#### WHAT YOU WILL DO
Where a line holds the string "pour", return that line.

[Dataset records]
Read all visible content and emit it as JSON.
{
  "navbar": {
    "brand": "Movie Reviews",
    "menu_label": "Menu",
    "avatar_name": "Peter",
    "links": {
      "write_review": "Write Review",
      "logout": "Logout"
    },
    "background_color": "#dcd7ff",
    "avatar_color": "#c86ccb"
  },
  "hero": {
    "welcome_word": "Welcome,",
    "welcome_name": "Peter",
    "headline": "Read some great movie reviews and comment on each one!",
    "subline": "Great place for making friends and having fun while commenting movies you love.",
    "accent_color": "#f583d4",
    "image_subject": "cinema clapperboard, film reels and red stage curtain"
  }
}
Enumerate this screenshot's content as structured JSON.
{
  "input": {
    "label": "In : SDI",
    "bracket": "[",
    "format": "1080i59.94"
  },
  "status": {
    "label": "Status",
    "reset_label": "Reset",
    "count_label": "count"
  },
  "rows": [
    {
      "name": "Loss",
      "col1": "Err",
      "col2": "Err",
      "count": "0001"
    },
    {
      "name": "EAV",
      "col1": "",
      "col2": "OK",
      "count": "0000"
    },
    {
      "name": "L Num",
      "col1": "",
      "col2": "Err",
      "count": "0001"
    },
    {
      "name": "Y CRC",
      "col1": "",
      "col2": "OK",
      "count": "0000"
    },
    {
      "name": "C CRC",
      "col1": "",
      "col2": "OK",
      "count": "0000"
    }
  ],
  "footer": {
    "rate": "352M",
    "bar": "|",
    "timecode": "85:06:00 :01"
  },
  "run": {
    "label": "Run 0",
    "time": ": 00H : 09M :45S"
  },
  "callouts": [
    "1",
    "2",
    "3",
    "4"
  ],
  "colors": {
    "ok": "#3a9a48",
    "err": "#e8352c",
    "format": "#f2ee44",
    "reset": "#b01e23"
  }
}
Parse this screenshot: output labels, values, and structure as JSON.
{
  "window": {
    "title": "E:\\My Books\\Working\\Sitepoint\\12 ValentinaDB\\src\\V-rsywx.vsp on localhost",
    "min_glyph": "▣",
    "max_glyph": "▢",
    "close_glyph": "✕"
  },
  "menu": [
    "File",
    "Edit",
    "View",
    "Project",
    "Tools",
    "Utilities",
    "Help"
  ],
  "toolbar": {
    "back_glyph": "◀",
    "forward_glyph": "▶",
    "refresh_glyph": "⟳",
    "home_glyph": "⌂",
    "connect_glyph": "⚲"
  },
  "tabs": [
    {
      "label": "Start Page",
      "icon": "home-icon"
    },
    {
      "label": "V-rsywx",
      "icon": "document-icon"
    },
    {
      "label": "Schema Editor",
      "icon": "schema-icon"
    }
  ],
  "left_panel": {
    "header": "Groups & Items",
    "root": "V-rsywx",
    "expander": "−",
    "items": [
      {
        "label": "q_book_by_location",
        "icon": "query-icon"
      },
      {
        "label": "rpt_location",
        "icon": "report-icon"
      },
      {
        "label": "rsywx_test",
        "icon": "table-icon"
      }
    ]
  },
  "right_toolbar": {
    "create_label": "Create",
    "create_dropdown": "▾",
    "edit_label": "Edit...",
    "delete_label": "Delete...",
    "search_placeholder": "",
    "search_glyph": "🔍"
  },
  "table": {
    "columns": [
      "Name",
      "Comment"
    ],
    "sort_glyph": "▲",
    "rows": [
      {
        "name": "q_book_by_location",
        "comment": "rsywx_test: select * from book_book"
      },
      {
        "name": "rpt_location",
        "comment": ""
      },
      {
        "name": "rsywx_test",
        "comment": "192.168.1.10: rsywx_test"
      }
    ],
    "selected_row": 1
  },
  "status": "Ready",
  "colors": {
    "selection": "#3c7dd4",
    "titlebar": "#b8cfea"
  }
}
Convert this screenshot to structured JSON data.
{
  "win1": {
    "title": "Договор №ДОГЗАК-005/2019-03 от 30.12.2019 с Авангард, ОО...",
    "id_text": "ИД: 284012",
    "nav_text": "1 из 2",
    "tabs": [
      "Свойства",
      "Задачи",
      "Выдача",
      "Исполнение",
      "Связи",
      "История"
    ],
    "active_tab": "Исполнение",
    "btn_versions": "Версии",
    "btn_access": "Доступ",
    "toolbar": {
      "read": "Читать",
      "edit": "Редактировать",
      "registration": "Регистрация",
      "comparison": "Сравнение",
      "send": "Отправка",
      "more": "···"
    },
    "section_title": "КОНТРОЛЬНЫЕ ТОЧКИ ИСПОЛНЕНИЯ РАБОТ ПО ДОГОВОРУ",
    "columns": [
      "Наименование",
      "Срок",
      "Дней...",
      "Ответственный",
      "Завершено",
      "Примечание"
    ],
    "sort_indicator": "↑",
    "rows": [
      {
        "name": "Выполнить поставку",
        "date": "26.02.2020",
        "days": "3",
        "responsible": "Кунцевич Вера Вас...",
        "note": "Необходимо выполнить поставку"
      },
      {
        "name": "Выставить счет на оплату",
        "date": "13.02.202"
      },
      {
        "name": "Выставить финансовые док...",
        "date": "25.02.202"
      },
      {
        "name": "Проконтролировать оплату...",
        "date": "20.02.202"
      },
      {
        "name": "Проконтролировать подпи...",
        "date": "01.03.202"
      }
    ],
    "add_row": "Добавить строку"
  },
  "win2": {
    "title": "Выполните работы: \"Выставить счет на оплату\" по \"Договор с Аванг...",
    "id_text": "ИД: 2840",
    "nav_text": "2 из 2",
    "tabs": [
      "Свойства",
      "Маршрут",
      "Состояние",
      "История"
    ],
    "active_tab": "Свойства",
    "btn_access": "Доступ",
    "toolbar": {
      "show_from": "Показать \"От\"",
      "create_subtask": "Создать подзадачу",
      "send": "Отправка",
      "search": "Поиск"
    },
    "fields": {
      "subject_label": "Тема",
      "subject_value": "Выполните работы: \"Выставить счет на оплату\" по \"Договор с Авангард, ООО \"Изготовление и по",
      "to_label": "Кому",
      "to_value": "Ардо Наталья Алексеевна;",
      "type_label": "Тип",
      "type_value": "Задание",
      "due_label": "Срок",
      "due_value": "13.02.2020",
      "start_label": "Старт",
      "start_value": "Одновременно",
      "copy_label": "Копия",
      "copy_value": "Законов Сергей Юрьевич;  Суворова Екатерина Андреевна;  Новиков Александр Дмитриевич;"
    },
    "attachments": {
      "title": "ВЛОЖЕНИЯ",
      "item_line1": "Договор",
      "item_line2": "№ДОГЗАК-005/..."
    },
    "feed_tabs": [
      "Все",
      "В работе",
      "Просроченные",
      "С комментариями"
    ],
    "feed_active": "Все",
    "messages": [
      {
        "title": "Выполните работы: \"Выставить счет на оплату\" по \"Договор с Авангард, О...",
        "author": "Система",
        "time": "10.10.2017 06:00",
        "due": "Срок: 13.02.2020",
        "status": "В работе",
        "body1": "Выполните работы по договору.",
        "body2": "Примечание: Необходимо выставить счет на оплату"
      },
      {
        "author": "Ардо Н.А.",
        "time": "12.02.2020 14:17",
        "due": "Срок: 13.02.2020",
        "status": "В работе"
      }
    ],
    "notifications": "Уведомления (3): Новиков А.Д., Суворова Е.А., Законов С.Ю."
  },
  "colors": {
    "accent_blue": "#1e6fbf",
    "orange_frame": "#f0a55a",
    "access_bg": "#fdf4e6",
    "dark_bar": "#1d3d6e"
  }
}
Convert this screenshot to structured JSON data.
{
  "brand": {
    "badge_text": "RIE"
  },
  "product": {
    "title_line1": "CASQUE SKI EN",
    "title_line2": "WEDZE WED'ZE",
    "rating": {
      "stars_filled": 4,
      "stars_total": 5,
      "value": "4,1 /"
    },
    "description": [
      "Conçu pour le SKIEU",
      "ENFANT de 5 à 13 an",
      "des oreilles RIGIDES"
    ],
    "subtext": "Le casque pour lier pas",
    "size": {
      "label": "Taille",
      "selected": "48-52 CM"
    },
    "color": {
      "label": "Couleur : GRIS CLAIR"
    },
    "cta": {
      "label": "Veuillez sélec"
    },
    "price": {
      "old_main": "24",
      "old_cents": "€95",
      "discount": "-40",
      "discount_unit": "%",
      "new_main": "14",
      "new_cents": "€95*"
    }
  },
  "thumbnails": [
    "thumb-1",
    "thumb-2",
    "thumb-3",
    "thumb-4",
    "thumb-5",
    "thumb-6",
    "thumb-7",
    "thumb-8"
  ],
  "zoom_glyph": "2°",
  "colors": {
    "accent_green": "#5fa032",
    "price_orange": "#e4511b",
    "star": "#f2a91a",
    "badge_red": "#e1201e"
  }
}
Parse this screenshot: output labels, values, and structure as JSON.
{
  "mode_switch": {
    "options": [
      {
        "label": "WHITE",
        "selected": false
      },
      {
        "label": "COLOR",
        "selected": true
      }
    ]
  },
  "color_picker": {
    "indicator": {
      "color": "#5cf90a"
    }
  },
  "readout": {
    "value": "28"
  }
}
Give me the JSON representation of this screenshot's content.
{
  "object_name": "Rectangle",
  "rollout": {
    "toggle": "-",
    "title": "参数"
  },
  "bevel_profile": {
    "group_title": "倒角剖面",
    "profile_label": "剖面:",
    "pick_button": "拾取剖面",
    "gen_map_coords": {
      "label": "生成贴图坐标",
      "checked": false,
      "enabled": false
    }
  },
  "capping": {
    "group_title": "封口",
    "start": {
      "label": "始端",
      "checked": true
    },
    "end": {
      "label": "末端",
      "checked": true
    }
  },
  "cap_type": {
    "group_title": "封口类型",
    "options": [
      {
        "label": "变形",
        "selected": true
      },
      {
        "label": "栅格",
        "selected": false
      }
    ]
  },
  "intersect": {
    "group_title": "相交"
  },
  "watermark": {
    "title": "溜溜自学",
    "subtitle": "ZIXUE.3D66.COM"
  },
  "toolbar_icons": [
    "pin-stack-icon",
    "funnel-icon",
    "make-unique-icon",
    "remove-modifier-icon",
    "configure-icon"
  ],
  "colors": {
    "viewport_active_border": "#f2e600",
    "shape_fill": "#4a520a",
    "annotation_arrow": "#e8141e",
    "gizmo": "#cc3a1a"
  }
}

#### TASK SOLUTION
      "Conçu pour le SKIEU",
    "subtext": "Le casque pour lier pas",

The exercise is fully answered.